Goal: All entries below are to be set down again, identical to the source.

*** Material ***

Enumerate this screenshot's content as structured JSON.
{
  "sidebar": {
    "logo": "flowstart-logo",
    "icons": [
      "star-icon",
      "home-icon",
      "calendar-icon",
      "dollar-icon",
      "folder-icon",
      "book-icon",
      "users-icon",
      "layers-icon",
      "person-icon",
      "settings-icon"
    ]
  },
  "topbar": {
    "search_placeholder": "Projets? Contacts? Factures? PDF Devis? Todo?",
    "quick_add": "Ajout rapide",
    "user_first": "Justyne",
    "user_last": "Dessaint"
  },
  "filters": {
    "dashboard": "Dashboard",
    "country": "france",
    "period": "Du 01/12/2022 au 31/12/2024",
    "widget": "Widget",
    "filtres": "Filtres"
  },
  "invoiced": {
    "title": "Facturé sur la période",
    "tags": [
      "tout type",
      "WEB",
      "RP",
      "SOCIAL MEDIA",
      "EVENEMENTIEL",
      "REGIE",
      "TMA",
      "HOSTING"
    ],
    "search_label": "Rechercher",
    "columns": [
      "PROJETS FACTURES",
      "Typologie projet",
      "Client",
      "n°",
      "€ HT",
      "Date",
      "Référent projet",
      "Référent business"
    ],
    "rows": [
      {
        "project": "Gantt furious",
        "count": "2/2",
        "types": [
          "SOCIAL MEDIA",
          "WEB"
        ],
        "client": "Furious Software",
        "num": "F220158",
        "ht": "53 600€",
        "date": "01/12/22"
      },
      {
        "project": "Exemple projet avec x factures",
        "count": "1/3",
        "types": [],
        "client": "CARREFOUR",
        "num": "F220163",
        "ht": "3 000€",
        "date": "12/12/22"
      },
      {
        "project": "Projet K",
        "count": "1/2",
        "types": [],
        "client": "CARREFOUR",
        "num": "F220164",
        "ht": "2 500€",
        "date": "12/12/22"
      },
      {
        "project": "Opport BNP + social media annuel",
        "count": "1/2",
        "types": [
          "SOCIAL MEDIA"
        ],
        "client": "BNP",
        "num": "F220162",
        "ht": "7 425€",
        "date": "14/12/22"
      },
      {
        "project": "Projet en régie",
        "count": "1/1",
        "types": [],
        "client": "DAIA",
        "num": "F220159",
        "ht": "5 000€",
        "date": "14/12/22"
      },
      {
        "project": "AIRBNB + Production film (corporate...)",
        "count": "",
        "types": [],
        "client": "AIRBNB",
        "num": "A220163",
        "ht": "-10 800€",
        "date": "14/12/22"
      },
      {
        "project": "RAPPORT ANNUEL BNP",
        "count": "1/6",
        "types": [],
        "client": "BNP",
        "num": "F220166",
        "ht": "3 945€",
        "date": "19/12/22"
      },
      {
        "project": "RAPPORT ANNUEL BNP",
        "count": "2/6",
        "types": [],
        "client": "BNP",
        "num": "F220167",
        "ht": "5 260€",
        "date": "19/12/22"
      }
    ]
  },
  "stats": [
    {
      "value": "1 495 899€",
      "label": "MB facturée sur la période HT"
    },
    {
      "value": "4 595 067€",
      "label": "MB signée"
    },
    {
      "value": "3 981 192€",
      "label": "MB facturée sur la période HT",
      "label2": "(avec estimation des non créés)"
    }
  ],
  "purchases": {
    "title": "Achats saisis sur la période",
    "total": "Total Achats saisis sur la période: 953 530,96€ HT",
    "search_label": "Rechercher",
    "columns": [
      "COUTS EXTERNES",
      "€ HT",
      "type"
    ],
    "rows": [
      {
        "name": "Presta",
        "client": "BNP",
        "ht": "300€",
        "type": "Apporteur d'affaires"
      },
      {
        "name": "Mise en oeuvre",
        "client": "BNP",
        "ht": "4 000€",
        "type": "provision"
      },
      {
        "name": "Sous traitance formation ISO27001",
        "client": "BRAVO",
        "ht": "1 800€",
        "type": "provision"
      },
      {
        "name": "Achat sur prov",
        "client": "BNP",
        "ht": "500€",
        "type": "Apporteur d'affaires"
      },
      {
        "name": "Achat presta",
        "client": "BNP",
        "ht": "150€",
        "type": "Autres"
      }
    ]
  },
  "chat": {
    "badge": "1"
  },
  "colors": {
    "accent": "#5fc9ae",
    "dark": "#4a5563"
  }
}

***

The reply:
Enumerate this screenshot's content as structured JSON.
{
  "sidebar": {
    "logo": "flowstart-logo",
    "icons": [
      "star-icon",
      "home-icon",
      "calendar-icon",
      "dollar-icon",
      "folder-icon",
      "book-icon",
      "users-icon",
      "layers-icon",
      "person-icon",
      "settings-icon"
    ]
  },
  "topbar": {
    "search_placeholder": "Projets? Contacts? Factures? PDF Devis? Todo?",
    "quick_add": "Ajout rapide",
    "user_first": "Justyne",
    "user_last": "Dessaint"
  },
  "filters": {
    "dashboard": "Dashboard",
    "country": "france",
    "period": "Du 01/12/2022 au 31/12/2024",
    "widget": "Widget",
    "filtres": "Filtres"
  },
  "invoiced": {
    "title": "Facturé sur la période",
    "tags": [
      "tout type",
      "WEB",
      "RP",
      "SOCIAL MEDIA",
      "EVENEMENTIEL",
      "REGIE",
      "TMA",
      "HOSTING"
    ],
    "search_label": "Rechercher",
    "columns": [
      "PROJETS FACTURES",
      "Typologie projet",
      "Client",
      "n°",
      "€ HT",
      "Date",
      "Référent projet",
      "Référent business"
    ],
    "rows": [
      {
        "project": "Gantt furious",
        "count": "2/2",
        "types": [
          "SOCIAL MEDIA",
          "WEB"
        ],
        "client": "Furious Software",
        "num": "F220158",
        "ht": "53 600€",
        "date": "01/12/22"
      },
      {
        "project": "Exemple projet avec x factures",
        "count": "1/3",
        "types": [],
        "client": "CARREFOUR",
        "num": "F220163",
        "ht": "3 000€",
        "date": "12/12/22"
      },
      {
        "project": "Projet K",
        "count": "1/2",
        "types": [],
        "client": "CARREFOUR",
        "num": "F220164",
        "ht": "2 500€",
        "date": "12/12/22"
      },
      {
        "project": "Opport BNP + social media annuel",
        "count": "1/2",
        "types": [
          "SOCIAL MEDIA"
        ],
        "client": "BNP",
        "num": "F220162",
        "ht": "7 425€",
        "date": "14/12/22"
      },
      {
        "project": "Projet en régie",
        "count": "1/1",
        "types": [],
        "client": "DAIA",
        "num": "F220159",
        "ht": "5 000€",
        "date": "14/12/22"
      },
      {
        "project": "AIRBNB + Production film (corporate...)",
        "count": "",
        "types": [],
        "client": "AIRBNB",
        "num": "A220163",
        "ht": "-10 800€",
        "date": "14/12/22"
      },
      {
        "project": "RAPPORT ANNUEL BNP",
        "count": "1/6",
        "types": [],
        "client": "BNP",
        "num": "F220166",
        "ht": "3 945€",
        "date": "19/12/22"
      },
      {
        "project": "RAPPORT ANNUEL BNP",
        "count": "2/6",
        "types": [],
        "client": "BNP",
        "num": "F220167",
        "ht": "5 260€",
        "date": "19/12/22"
      }
    ]
  },
  "stats": [
    {
      "value": "1 495 899€",
      "label": "MB facturée sur la période HT"
    },
    {
      "value": "4 595 067€",
      "label": "MB signée"
    },
    {
      "value": "3 981 192€",
      "label": "MB facturée sur la période HT",
      "label2": "(avec estimation des non créés)"
    }
  ],
  "purchases": {
    "title": "Achats saisis sur la période",
    "total": "Total Achats saisis sur la période: 953 530,96€ HT",
    "search_label": "Rechercher",
    "columns": [
      "COUTS EXTERNES",
      "€ HT",
      "type"
    ],
    "rows": [
      {
        "name": "Presta",
        "client": "BNP",
        "ht": "300€",
        "type": "Apporteur d'affaires"
      },
      {
        "name": "Mise en oeuvre",
        "client": "BNP",
        "ht": "4 000€",
        "type": "provision"
      },
      {
        "name": "Sous traitance formation ISO27001",
        "client": "BRAVO",
        "ht": "1 800€",
        "type": "provision"
      },
      {
        "name": "Achat sur prov",
        "client": "BNP",
        "ht": "500€",
        "type": "Apporteur d'affaires"
      },
      {
        "name": "Achat presta",
        "client": "BNP",
        "ht": "150€",
        "type": "Autres"
      }
    ]
  },
  "chat": {
    "badge": "1"
  },
  "colors": {
    "accent": "#5fc9ae",
    "dark": "#4a5563"
  }
}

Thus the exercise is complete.